WORK TO BE COMPLETED:
Repeat the material verbatim and drop the pictures.

INPUT MATERIAL:
— begin —

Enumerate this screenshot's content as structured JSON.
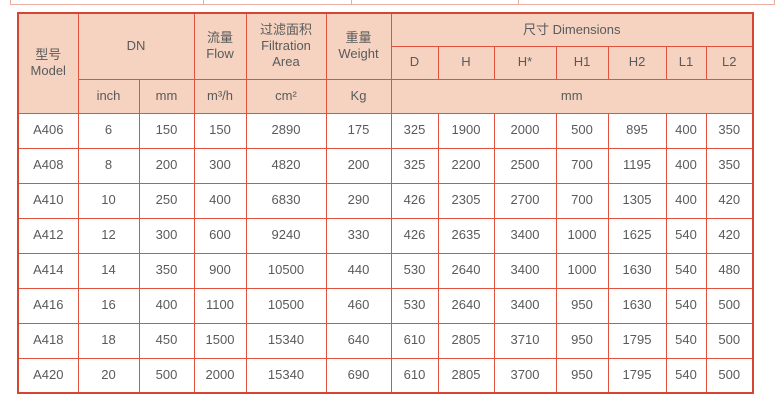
{
  "colors": {
    "header_bg": "#f5d3c0",
    "border": "#e1523f",
    "outer_border": "#d64531",
    "text": "#595a5c",
    "strip_border": "#eeaca0",
    "page_bg": "#ffffff"
  },
  "table": {
    "header": {
      "model_zh": "型号",
      "model_en": "Model",
      "dn": "DN",
      "flow_zh": "流量",
      "flow_en": "Flow",
      "area_lines": [
        "过滤面积",
        "Filtration",
        "Area"
      ],
      "weight_zh": "重量",
      "weight_en": "Weight",
      "dimensions": "尺寸 Dimensions",
      "dim_cols": [
        "D",
        "H",
        "H*",
        "H1",
        "H2",
        "L1",
        "L2"
      ],
      "unit_inch": "inch",
      "unit_mm": "mm",
      "unit_flow": "m³/h",
      "unit_area": "cm²",
      "unit_weight": "Kg",
      "unit_dim": "mm"
    },
    "column_keys": [
      "model",
      "dn-inch",
      "dn-mm",
      "flow",
      "filtration-area",
      "weight",
      "d",
      "h",
      "h-star",
      "h1",
      "h2",
      "l1",
      "l2"
    ],
    "rows": [
      [
        "A406",
        "6",
        "150",
        "150",
        "2890",
        "175",
        "325",
        "1900",
        "2000",
        "500",
        "895",
        "400",
        "350"
      ],
      [
        "A408",
        "8",
        "200",
        "300",
        "4820",
        "200",
        "325",
        "2200",
        "2500",
        "700",
        "1195",
        "400",
        "350"
      ],
      [
        "A410",
        "10",
        "250",
        "400",
        "6830",
        "290",
        "426",
        "2305",
        "2700",
        "700",
        "1305",
        "400",
        "420"
      ],
      [
        "A412",
        "12",
        "300",
        "600",
        "9240",
        "330",
        "426",
        "2635",
        "3400",
        "1000",
        "1625",
        "540",
        "420"
      ],
      [
        "A414",
        "14",
        "350",
        "900",
        "10500",
        "440",
        "530",
        "2640",
        "3400",
        "1000",
        "1630",
        "540",
        "480"
      ],
      [
        "A416",
        "16",
        "400",
        "1100",
        "10500",
        "460",
        "530",
        "2640",
        "3400",
        "950",
        "1630",
        "540",
        "500"
      ],
      [
        "A418",
        "18",
        "450",
        "1500",
        "15340",
        "640",
        "610",
        "2805",
        "3710",
        "950",
        "1795",
        "540",
        "500"
      ],
      [
        "A420",
        "20",
        "500",
        "2000",
        "15340",
        "690",
        "610",
        "2805",
        "3700",
        "950",
        "1795",
        "540",
        "500"
      ]
    ]
  }
}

— end —

TASK ANSWER:
Enumerate this screenshot's content as structured JSON.
{
  "colors": {
    "header_bg": "#f5d3c0",
    "border": "#e1523f",
    "outer_border": "#d64531",
    "text": "#595a5c",
    "strip_border": "#eeaca0",
    "page_bg": "#ffffff"
  },
  "table": {
    "header": {
      "model_zh": "型号",
      "model_en": "Model",
      "dn": "DN",
      "flow_zh": "流量",
      "flow_en": "Flow",
      "area_lines": [
        "过滤面积",
        "Filtration",
        "Area"
      ],
      "weight_zh": "重量",
      "weight_en": "Weight",
      "dimensions": "尺寸 Dimensions",
      "dim_cols": [
        "D",
        "H",
        "H*",
        "H1",
        "H2",
        "L1",
        "L2"
      ],
      "unit_inch": "inch",
      "unit_mm": "mm",
      "unit_flow": "m³/h",
      "unit_area": "cm²",
      "unit_weight": "Kg",
      "unit_dim": "mm"
    },
    "column_keys": [
      "model",
      "dn-inch",
      "dn-mm",
      "flow",
      "filtration-area",
      "weight",
      "d",
      "h",
      "h-star",
      "h1",
      "h2",
      "l1",
      "l2"
    ],
    "rows": [
      [
        "A406",
        "6",
        "150",
        "150",
        "2890",
        "175",
        "325",
        "1900",
        "2000",
        "500",
        "895",
        "400",
        "350"
      ],
      [
        "A408",
        "8",
        "200",
        "300",
        "4820",
        "200",
        "325",
        "2200",
        "2500",
        "700",
        "1195",
        "400",
        "350"
      ],
      [
        "A410",
        "10",
        "250",
        "400",
        "6830",
        "290",
        "426",
        "2305",
        "2700",
        "700",
        "1305",
        "400",
        "420"
      ],
      [
        "A412",
        "12",
        "300",
        "600",
        "9240",
        "330",
        "426",
        "2635",
        "3400",
        "1000",
        "1625",
        "540",
        "420"
      ],
      [
        "A414",
        "14",
        "350",
        "900",
        "10500",
        "440",
        "530",
        "2640",
        "3400",
        "1000",
        "1630",
        "540",
        "480"
      ],
      [
        "A416",
        "16",
        "400",
        "1100",
        "10500",
        "460",
        "530",
        "2640",
        "3400",
        "950",
        "1630",
        "540",
        "500"
      ],
      [
        "A418",
        "18",
        "450",
        "1500",
        "15340",
        "640",
        "610",
        "2805",
        "3710",
        "950",
        "1795",
        "540",
        "500"
      ],
      [
        "A420",
        "20",
        "500",
        "2000",
        "15340",
        "690",
        "610",
        "2805",
        "3700",
        "950",
        "1795",
        "540",
        "500"
      ]
    ]
  }
}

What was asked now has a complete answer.